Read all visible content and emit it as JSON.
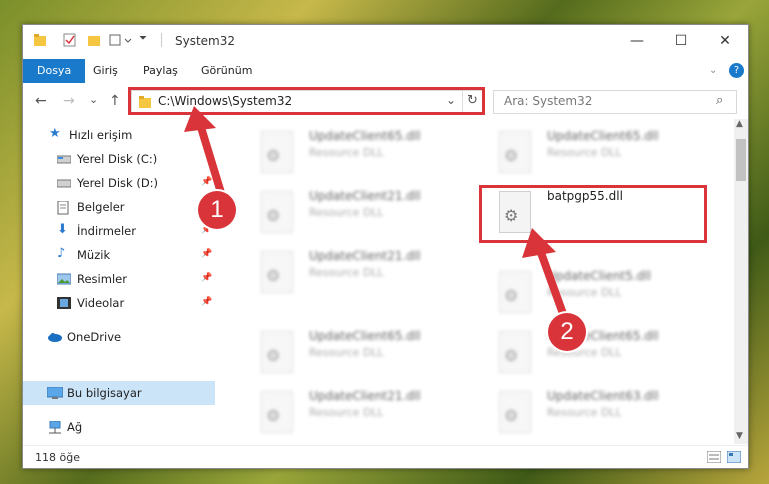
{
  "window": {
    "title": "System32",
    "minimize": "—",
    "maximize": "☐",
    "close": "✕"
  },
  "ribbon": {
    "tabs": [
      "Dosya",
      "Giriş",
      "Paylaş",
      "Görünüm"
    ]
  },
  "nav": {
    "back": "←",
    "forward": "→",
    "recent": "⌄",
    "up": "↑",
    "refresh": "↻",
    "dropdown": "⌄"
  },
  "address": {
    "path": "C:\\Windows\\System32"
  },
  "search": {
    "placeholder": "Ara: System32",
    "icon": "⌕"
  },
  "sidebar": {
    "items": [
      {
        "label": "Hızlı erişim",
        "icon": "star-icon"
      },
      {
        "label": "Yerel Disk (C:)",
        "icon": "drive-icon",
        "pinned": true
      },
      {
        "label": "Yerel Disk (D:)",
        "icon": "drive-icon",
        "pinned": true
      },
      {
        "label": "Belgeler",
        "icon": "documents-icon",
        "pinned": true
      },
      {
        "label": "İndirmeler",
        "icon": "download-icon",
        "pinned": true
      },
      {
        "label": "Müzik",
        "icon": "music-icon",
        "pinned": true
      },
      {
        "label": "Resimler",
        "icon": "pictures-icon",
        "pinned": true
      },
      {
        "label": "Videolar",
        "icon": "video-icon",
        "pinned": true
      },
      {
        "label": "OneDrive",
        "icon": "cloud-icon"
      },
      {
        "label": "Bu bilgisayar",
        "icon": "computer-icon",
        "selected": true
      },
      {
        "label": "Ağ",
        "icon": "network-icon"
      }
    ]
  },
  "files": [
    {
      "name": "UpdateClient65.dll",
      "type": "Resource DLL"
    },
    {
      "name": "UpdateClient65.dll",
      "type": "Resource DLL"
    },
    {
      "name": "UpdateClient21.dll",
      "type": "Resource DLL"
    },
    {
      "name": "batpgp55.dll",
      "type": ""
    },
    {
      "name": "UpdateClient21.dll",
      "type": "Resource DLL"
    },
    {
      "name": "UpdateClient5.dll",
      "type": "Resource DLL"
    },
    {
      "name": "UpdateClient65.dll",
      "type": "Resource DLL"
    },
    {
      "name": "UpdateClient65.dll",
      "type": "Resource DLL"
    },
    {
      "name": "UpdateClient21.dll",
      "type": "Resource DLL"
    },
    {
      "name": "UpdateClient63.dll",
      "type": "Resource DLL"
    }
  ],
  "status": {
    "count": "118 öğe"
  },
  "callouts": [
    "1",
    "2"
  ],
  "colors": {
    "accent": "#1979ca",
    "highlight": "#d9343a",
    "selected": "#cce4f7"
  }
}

- - -

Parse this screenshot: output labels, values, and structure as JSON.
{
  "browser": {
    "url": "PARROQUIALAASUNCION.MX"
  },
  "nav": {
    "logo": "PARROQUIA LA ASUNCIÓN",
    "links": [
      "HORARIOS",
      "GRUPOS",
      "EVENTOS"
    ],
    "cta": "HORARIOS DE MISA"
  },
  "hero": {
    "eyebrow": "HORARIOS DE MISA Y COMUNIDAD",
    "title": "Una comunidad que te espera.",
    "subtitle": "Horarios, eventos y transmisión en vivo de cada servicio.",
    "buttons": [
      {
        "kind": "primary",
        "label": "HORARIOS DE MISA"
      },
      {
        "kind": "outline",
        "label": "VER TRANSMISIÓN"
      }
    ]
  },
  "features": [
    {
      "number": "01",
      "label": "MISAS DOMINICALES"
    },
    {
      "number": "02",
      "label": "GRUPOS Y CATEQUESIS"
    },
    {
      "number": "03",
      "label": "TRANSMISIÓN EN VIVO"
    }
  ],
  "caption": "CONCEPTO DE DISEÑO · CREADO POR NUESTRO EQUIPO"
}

- - -

» **WHAT YOU WILL DO**
Pull out every line containing "Yerel".

» **SOLUTION TO THIS TASK**
        "label": "Yerel Disk (C:)",
        "label": "Yerel Disk (D:)",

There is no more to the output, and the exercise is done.